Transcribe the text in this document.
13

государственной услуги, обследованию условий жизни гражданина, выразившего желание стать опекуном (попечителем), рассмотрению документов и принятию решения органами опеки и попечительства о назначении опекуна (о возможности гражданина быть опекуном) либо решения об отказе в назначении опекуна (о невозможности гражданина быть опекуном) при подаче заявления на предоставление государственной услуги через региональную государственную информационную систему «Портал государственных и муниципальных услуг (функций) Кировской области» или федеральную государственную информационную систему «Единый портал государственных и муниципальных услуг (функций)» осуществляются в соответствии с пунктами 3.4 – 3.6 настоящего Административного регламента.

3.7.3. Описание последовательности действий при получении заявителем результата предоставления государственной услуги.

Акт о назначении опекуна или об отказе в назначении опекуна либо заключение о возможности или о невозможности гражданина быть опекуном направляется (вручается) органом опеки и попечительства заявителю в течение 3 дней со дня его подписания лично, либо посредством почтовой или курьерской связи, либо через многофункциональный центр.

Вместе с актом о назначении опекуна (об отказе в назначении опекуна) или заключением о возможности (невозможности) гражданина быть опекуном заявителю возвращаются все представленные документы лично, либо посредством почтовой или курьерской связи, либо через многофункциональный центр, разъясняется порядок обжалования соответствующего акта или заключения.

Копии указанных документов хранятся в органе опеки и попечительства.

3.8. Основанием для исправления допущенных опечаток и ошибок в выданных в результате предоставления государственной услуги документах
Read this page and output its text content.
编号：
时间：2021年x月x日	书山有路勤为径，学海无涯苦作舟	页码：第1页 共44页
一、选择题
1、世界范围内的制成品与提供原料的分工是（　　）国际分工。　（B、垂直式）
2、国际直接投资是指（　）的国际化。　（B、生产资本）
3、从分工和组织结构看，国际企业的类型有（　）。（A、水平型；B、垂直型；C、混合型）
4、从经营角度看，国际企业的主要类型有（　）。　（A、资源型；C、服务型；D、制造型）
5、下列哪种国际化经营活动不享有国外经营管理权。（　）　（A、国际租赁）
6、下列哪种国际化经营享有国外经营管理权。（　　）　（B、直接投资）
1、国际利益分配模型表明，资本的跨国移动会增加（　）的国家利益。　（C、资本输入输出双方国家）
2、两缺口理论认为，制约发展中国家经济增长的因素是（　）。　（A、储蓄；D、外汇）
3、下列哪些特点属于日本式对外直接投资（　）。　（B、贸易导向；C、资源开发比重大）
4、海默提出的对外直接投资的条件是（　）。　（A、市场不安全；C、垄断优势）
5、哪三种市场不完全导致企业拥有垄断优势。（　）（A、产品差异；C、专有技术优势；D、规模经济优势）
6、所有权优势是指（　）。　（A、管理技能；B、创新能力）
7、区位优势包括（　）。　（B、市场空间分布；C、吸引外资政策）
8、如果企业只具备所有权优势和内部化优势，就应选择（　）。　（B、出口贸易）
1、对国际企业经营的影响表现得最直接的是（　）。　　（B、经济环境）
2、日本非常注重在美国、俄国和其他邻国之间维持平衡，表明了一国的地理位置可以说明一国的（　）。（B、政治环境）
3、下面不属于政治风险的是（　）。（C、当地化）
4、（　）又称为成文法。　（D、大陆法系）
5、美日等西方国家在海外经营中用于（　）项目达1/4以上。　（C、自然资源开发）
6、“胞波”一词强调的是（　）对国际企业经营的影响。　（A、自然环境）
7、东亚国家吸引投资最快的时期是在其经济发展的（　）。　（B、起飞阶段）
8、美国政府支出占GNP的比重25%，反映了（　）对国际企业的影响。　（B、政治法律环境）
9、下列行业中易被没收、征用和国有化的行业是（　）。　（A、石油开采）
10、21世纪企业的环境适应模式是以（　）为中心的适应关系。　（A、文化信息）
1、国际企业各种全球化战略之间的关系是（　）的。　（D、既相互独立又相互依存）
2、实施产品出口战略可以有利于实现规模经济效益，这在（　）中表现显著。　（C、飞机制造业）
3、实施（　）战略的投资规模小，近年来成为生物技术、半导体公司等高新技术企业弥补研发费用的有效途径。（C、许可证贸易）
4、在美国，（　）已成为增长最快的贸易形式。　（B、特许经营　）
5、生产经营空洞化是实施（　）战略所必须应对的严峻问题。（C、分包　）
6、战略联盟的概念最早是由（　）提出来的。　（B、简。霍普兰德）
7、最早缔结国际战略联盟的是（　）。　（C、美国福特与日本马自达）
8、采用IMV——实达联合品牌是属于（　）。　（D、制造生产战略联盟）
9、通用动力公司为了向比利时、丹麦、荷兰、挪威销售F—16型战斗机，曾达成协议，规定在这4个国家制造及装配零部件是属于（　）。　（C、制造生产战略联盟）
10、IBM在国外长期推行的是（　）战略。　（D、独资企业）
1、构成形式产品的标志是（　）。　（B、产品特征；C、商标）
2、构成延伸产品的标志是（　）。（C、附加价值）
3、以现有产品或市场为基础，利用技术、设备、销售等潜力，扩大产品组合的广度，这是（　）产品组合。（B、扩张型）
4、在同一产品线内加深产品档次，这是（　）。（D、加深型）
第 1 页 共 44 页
---*---
• What you need to do:
Return, from the data, each line that has the word "посредством" in it.

• Result for this task:
Акт о назначении опекуна или об отказе в назначении опекуна либо заключение о возможности или о невозможности гражданина быть опекуном направляется (вручается) органом опеки и попечительства заявителю в течение 3 дней со дня его подписания лично, либо посредством почтовой или курьерской связи, либо через многофункциональный центр.
Вместе с актом о назначении опекуна (об отказе в назначении опекуна) или заключением о возможности (невозможности) гражданина быть опекуном заявителю возвращаются все представленные документы лично, либо посредством почтовой или курьерской связи, либо через многофункциональный центр, разъясняется порядок обжалования соответствующего акта или заключения.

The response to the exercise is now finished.